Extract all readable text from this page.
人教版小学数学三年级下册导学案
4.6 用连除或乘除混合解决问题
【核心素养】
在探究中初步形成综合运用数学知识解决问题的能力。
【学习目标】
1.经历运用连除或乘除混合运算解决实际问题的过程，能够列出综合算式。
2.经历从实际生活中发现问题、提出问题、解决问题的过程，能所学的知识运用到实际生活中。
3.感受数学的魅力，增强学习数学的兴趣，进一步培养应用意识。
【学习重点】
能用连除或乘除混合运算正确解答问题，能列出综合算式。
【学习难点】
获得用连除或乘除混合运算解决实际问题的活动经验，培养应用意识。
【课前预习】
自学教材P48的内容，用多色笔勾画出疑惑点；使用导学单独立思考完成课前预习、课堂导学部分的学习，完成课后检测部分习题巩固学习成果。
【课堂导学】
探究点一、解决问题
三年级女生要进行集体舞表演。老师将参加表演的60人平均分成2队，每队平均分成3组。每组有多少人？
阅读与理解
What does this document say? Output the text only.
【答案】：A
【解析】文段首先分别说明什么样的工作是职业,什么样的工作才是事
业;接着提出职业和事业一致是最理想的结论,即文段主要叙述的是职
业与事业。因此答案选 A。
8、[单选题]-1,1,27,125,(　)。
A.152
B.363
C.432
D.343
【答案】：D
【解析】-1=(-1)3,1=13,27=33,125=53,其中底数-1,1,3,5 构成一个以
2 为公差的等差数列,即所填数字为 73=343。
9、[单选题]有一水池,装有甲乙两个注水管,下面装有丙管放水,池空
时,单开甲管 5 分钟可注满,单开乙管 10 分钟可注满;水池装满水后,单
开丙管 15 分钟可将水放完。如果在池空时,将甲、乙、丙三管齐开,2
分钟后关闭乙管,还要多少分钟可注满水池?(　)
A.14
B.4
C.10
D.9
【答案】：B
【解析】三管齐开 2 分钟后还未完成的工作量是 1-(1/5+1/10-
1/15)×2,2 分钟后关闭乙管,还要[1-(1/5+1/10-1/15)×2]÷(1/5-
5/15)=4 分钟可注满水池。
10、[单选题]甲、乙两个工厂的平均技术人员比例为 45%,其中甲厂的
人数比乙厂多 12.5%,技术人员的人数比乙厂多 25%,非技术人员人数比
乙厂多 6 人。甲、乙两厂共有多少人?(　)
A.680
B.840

-*-*-

- **Exercise aim**
Recopy the whole listing exactly.

- **Exercise solution**
Extract all readable text from this page.
人教版小学数学三年级下册导学案
4.6 用连除或乘除混合解决问题
【核心素养】
在探究中初步形成综合运用数学知识解决问题的能力。
【学习目标】
1.经历运用连除或乘除混合运算解决实际问题的过程，能够列出综合算式。
2.经历从实际生活中发现问题、提出问题、解决问题的过程，能所学的知识运用到实际生活中。
3.感受数学的魅力，增强学习数学的兴趣，进一步培养应用意识。
【学习重点】
能用连除或乘除混合运算正确解答问题，能列出综合算式。
【学习难点】
获得用连除或乘除混合运算解决实际问题的活动经验，培养应用意识。
【课前预习】
自学教材P48的内容，用多色笔勾画出疑惑点；使用导学单独立思考完成课前预习、课堂导学部分的学习，完成课后检测部分习题巩固学习成果。
【课堂导学】
探究点一、解决问题
三年级女生要进行集体舞表演。老师将参加表演的60人平均分成2队，每队平均分成3组。每组有多少人？
阅读与理解
What does this document say? Output the text only.
【答案】：A
【解析】文段首先分别说明什么样的工作是职业,什么样的工作才是事
业;接着提出职业和事业一致是最理想的结论,即文段主要叙述的是职
业与事业。因此答案选 A。
8、[单选题]-1,1,27,125,(　)。
A.152
B.363
C.432
D.343
【答案】：D
【解析】-1=(-1)3,1=13,27=33,125=53,其中底数-1,1,3,5 构成一个以
2 为公差的等差数列,即所填数字为 73=343。
9、[单选题]有一水池,装有甲乙两个注水管,下面装有丙管放水,池空
时,单开甲管 5 分钟可注满,单开乙管 10 分钟可注满;水池装满水后,单
开丙管 15 分钟可将水放完。如果在池空时,将甲、乙、丙三管齐开,2
分钟后关闭乙管,还要多少分钟可注满水池?(　)
A.14
B.4
C.10
D.9
【答案】：B
【解析】三管齐开 2 分钟后还未完成的工作量是 1-(1/5+1/10-
1/15)×2,2 分钟后关闭乙管,还要[1-(1/5+1/10-1/15)×2]÷(1/5-
5/15)=4 分钟可注满水池。
10、[单选题]甲、乙两个工厂的平均技术人员比例为 45%,其中甲厂的
人数比乙厂多 12.5%,技术人员的人数比乙厂多 25%,非技术人员人数比
乙厂多 6 人。甲、乙两厂共有多少人?(　)
A.680
B.840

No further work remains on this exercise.